• **Task directions**
Each record below should be output verbatim, without pictures.

** Start of Provided material **

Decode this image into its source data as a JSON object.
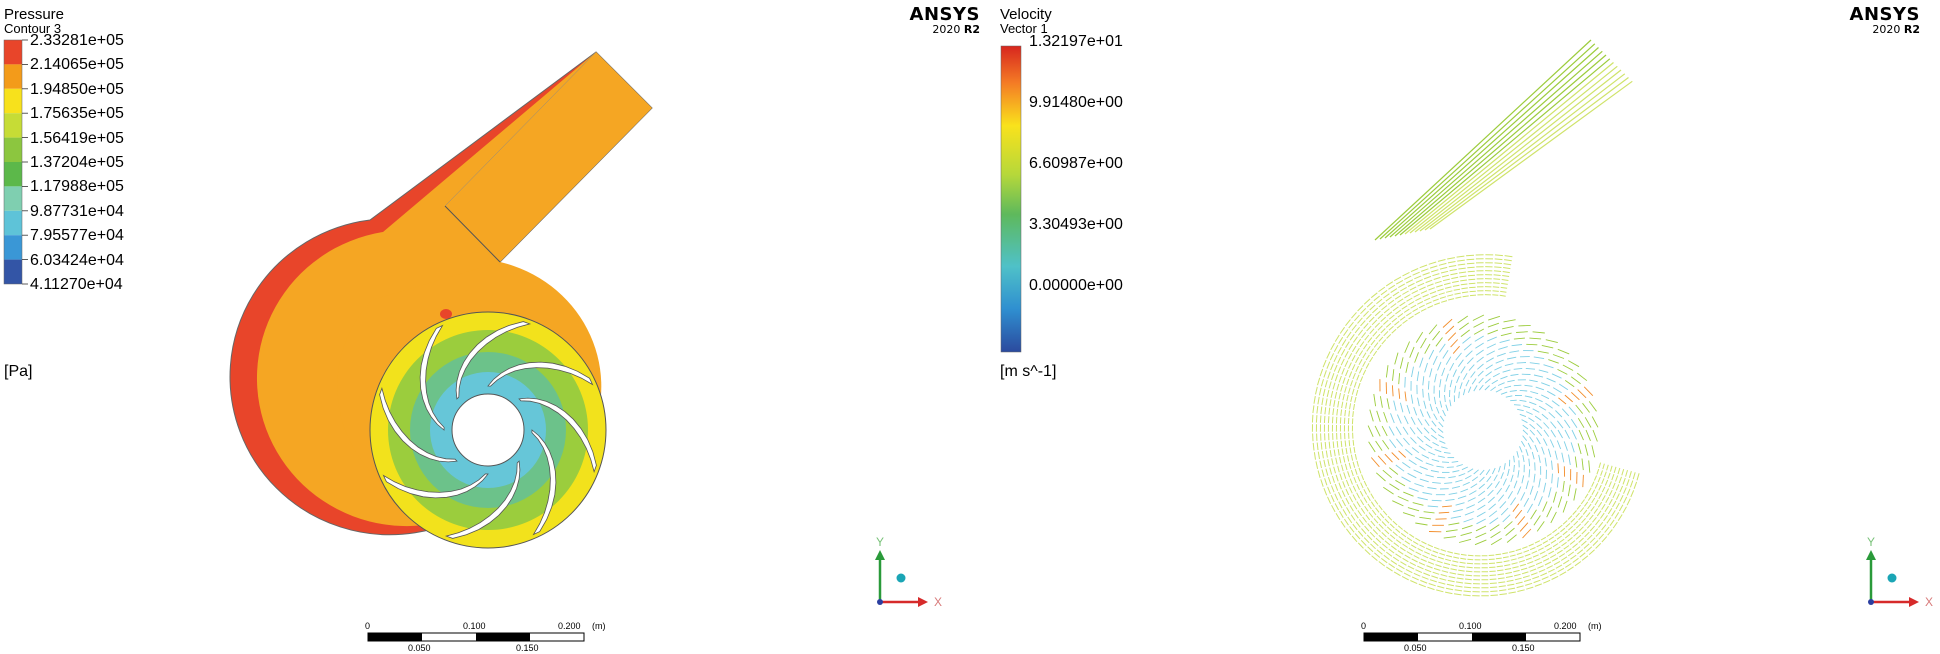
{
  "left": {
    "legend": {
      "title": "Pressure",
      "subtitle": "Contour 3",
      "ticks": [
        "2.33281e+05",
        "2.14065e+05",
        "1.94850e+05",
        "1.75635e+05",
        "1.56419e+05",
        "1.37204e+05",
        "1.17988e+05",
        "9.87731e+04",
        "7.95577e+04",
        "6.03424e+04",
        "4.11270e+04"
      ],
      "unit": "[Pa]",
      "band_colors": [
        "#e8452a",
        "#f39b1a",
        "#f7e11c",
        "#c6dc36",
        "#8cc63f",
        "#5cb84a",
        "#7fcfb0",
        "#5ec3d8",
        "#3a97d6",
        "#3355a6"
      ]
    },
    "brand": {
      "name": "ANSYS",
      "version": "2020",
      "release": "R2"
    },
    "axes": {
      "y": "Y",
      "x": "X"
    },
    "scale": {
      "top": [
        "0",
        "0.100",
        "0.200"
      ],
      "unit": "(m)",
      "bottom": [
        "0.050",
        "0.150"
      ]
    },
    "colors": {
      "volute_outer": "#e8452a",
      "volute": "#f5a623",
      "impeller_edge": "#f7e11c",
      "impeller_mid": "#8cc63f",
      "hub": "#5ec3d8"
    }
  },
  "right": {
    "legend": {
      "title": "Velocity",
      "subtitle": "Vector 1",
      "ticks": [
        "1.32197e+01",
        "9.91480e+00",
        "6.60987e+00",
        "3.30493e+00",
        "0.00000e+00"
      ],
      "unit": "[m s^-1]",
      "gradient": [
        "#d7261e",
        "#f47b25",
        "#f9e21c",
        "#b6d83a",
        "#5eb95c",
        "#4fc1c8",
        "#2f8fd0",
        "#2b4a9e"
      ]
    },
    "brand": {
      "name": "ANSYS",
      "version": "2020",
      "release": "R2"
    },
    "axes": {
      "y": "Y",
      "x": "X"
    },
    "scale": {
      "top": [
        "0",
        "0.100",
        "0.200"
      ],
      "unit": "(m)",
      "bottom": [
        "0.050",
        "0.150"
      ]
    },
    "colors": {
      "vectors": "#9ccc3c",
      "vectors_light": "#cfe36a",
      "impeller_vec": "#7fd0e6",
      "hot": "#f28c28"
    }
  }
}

** End of Provided material **

• **Answer to this task**
Decode this image into its source data as a JSON object.
{
  "left": {
    "legend": {
      "title": "Pressure",
      "subtitle": "Contour 3",
      "ticks": [
        "2.33281e+05",
        "2.14065e+05",
        "1.94850e+05",
        "1.75635e+05",
        "1.56419e+05",
        "1.37204e+05",
        "1.17988e+05",
        "9.87731e+04",
        "7.95577e+04",
        "6.03424e+04",
        "4.11270e+04"
      ],
      "unit": "[Pa]",
      "band_colors": [
        "#e8452a",
        "#f39b1a",
        "#f7e11c",
        "#c6dc36",
        "#8cc63f",
        "#5cb84a",
        "#7fcfb0",
        "#5ec3d8",
        "#3a97d6",
        "#3355a6"
      ]
    },
    "brand": {
      "name": "ANSYS",
      "version": "2020",
      "release": "R2"
    },
    "axes": {
      "y": "Y",
      "x": "X"
    },
    "scale": {
      "top": [
        "0",
        "0.100",
        "0.200"
      ],
      "unit": "(m)",
      "bottom": [
        "0.050",
        "0.150"
      ]
    },
    "colors": {
      "volute_outer": "#e8452a",
      "volute": "#f5a623",
      "impeller_edge": "#f7e11c",
      "impeller_mid": "#8cc63f",
      "hub": "#5ec3d8"
    }
  },
  "right": {
    "legend": {
      "title": "Velocity",
      "subtitle": "Vector 1",
      "ticks": [
        "1.32197e+01",
        "9.91480e+00",
        "6.60987e+00",
        "3.30493e+00",
        "0.00000e+00"
      ],
      "unit": "[m s^-1]",
      "gradient": [
        "#d7261e",
        "#f47b25",
        "#f9e21c",
        "#b6d83a",
        "#5eb95c",
        "#4fc1c8",
        "#2f8fd0",
        "#2b4a9e"
      ]
    },
    "brand": {
      "name": "ANSYS",
      "version": "2020",
      "release": "R2"
    },
    "axes": {
      "y": "Y",
      "x": "X"
    },
    "scale": {
      "top": [
        "0",
        "0.100",
        "0.200"
      ],
      "unit": "(m)",
      "bottom": [
        "0.050",
        "0.150"
      ]
    },
    "colors": {
      "vectors": "#9ccc3c",
      "vectors_light": "#cfe36a",
      "impeller_vec": "#7fd0e6",
      "hot": "#f28c28"
    }
  }
}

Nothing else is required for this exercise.